═════ EXERCISE MATERIAL ═════

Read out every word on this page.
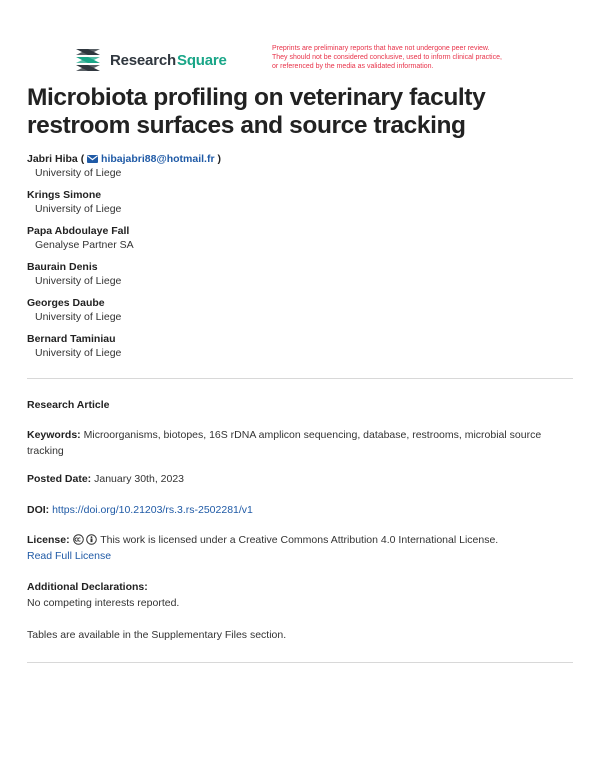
Research Square
Preprints are preliminary reports that have not undergone peer review.
They should not be considered conclusive, used to inform clinical practice,
or referenced by the media as validated information.
Microbiota profiling on veterinary faculty restroom surfaces and source tracking
Jabri Hiba (  hibajabri88@hotmail.fr )
University of Liege
Krings Simone
University of Liege
Papa Abdoulaye Fall
Genalyse Partner SA
Baurain Denis
University of Liege
Georges Daube
University of Liege
Bernard Taminiau
University of Liege
Research Article
Keywords: Microorganisms, biotopes, 16S rDNA amplicon sequencing, database, restrooms, microbial source tracking
Posted Date: January 30th, 2023
DOI: https://doi.org/10.21203/rs.3.rs-2502281/v1
License:	This work is licensed under a Creative Commons Attribution 4.0 International License.
Read Full License
Additional Declarations:
No competing interests reported.
Tables are available in the Supplementary Files section.
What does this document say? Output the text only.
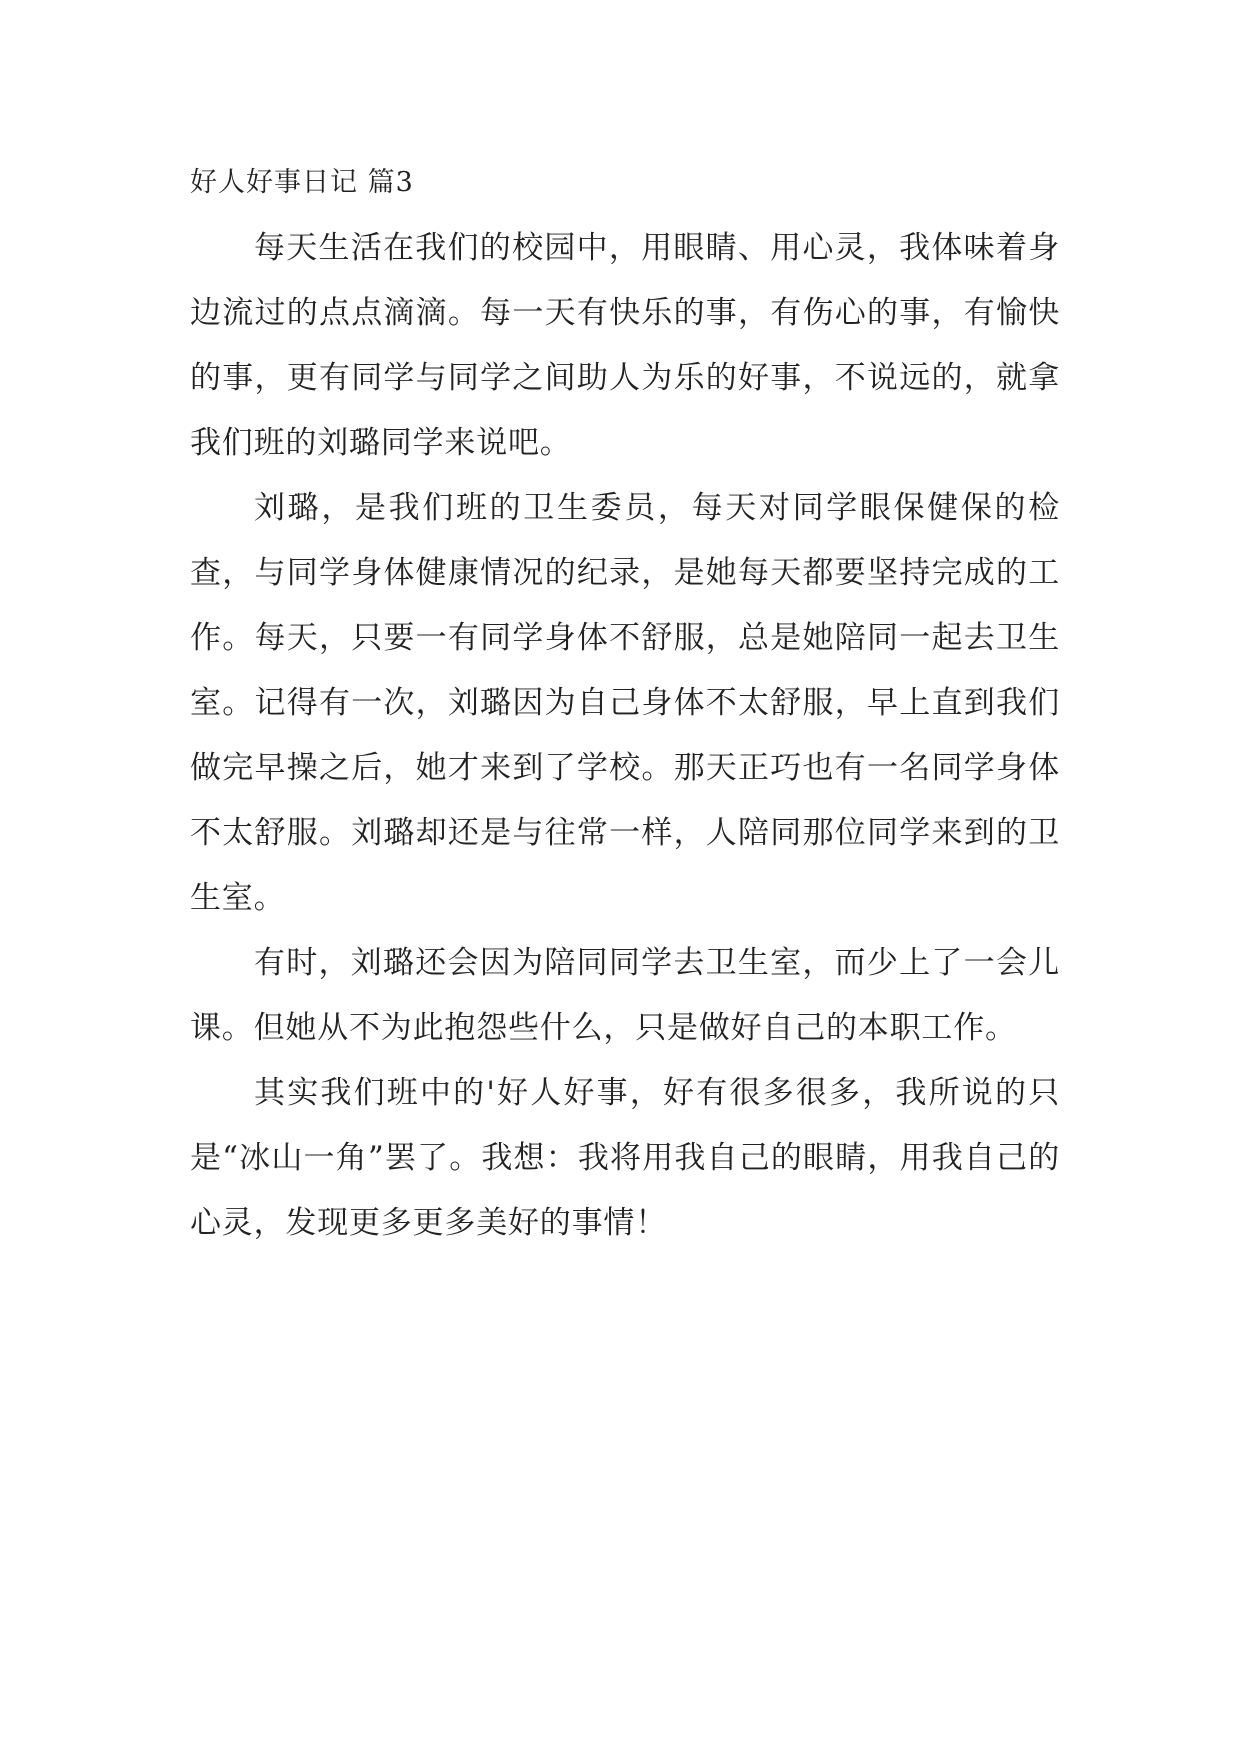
好人好事日记 篇3

每天生活在我们的校园中，用眼睛、用心灵，我体味着身边流过的点点滴滴。每一天有快乐的事，有伤心的事，有愉快的事，更有同学与同学之间助人为乐的好事，不说远的，就拿我们班的刘璐同学来说吧。

刘璐，是我们班的卫生委员，每天对同学眼保健保的检查，与同学身体健康情况的纪录，是她每天都要坚持完成的工作。每天，只要一有同学身体不舒服，总是她陪同一起去卫生室。记得有一次，刘璐因为自己身体不太舒服，早上直到我们做完早操之后，她才来到了学校。那天正巧也有一名同学身体不太舒服。刘璐却还是与往常一样，人陪同那位同学来到的卫生室。

有时，刘璐还会因为陪同同学去卫生室，而少上了一会儿课。但她从不为此抱怨些什么，只是做好自己的本职工作。

其实我们班中的'好人好事，好有很多很多，我所说的只是“冰山一角”罢了。我想：我将用我自己的眼睛，用我自己的心灵，发现更多更多美好的事情！
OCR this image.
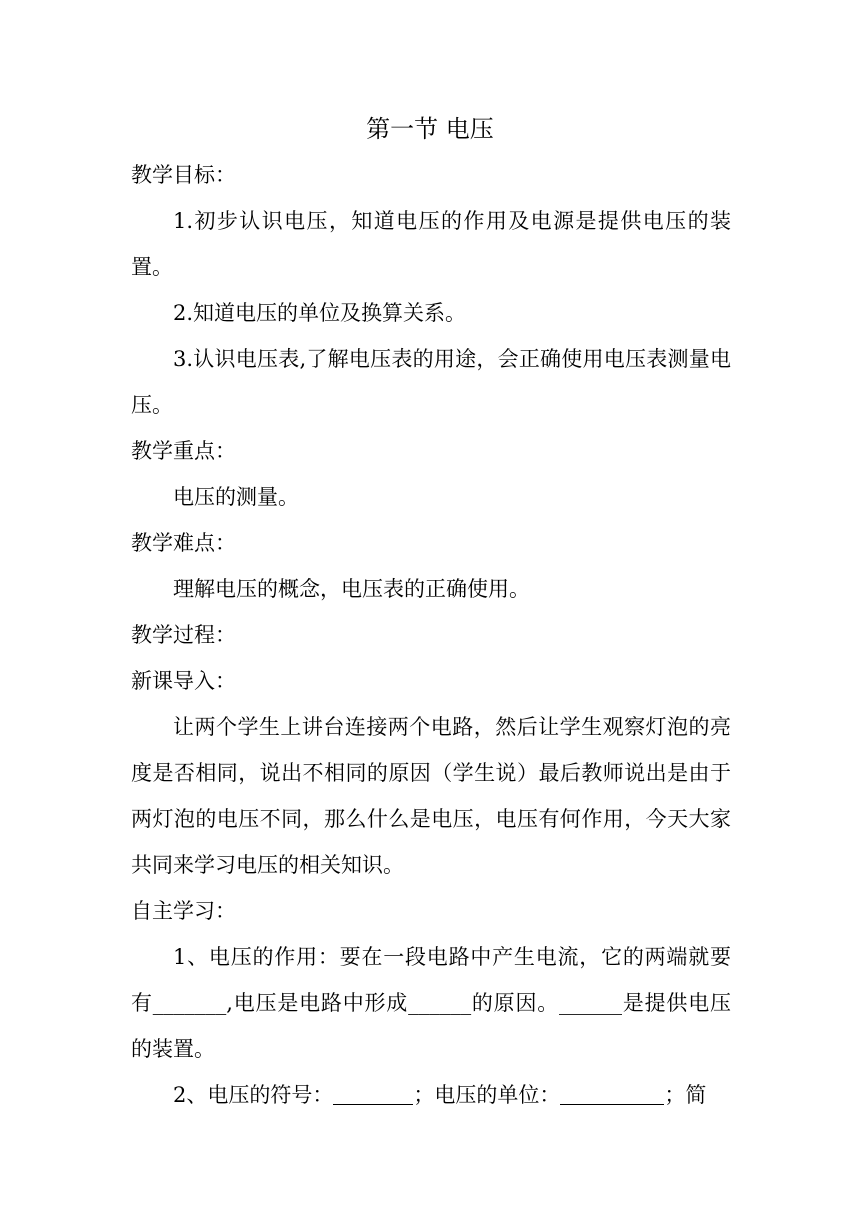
第一节 电压

教学目标：

1.初步认识电压，知道电压的作用及电源是提供电压的装置。

2.知道电压的单位及换算关系。

3.认识电压表,了解电压表的用途，会正确使用电压表测量电压。

教学重点：

电压的测量。

教学难点：

理解电压的概念，电压表的正确使用。

教学过程：

新课导入：

让两个学生上讲台连接两个电路，然后让学生观察灯泡的亮度是否相同，说出不相同的原因（学生说）最后教师说出是由于两灯泡的电压不同，那么什么是电压，电压有何作用，今天大家共同来学习电压的相关知识。

自主学习：

1、电压的作用：要在一段电路中产生电流，它的两端就要有_______,电压是电路中形成______的原因。______是提供电压的装置。

2、电压的符号：	；电压的单位：	；简
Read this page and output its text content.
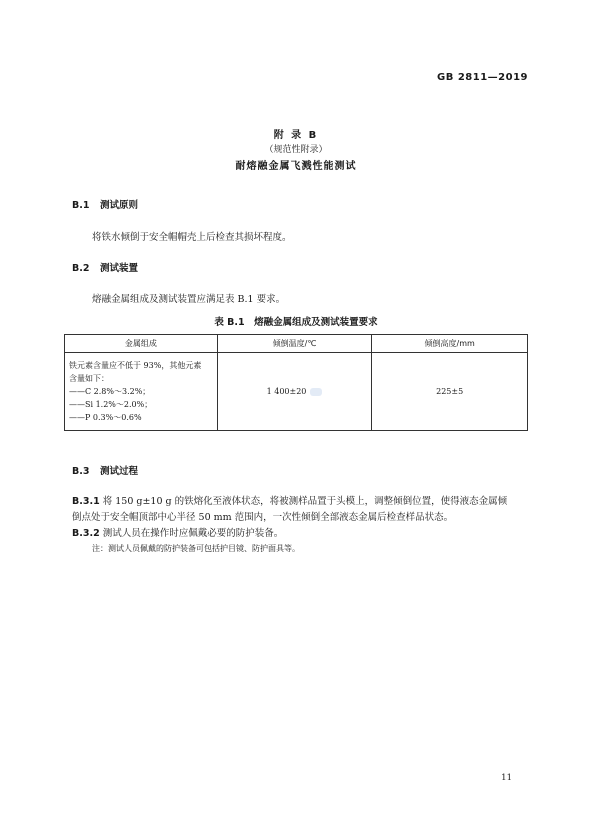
GB 2811—2019
附 录 B
（规范性附录）
耐熔融金属飞溅性能测试
B.1 测试原则
将铁水倾倒于安全帽帽壳上后检查其损坏程度。
B.2 测试装置
熔融金属组成及测试装置应满足表 B.1 要求。
表 B.1　熔融金属组成及测试装置要求
金属组成	倾倒温度/℃	倾倒高度/mm

铁元素含量应不低于 93%，其他元素
含量如下：
——C 2.8%～3.2%；
——Si 1.2%～2.0%；
——P 0.3%～0.6%	1 400±20	225±5
B.3 测试过程
B.3.1 将 150 g±10 g 的铁熔化至液体状态，将被测样品置于头模上，调整倾倒位置，使得液态金属倾
倒点处于安全帽顶部中心半径 50 mm 范围内，一次性倾倒全部液态金属后检查样品状态。
B.3.2 测试人员在操作时应佩戴必要的防护装备。
注：测试人员佩戴的防护装备可包括护目镜、防护面具等。
11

═════

> GIVEN TASK: Write out again, exactly, each line from the one containing "Read this page and output its text content." through the last line of the entries, and omit every picture.

> OUTPUT FOR THIS TASK:
Read this page and output its text content.
GB 2811—2019
附 录 B
（规范性附录）
耐熔融金属飞溅性能测试
B.1 测试原则
将铁水倾倒于安全帽帽壳上后检查其损坏程度。
B.2 测试装置
熔融金属组成及测试装置应满足表 B.1 要求。
表 B.1　熔融金属组成及测试装置要求
金属组成	倾倒温度/℃	倾倒高度/mm

铁元素含量应不低于 93%，其他元素
含量如下：
——C 2.8%～3.2%；
——Si 1.2%～2.0%；
——P 0.3%～0.6%	1 400±20	225±5
B.3 测试过程
B.3.1 将 150 g±10 g 的铁熔化至液体状态，将被测样品置于头模上，调整倾倒位置，使得液态金属倾
倒点处于安全帽顶部中心半径 50 mm 范围内，一次性倾倒全部液态金属后检查样品状态。
B.3.2 测试人员在操作时应佩戴必要的防护装备。
注：测试人员佩戴的防护装备可包括护目镜、防护面具等。
11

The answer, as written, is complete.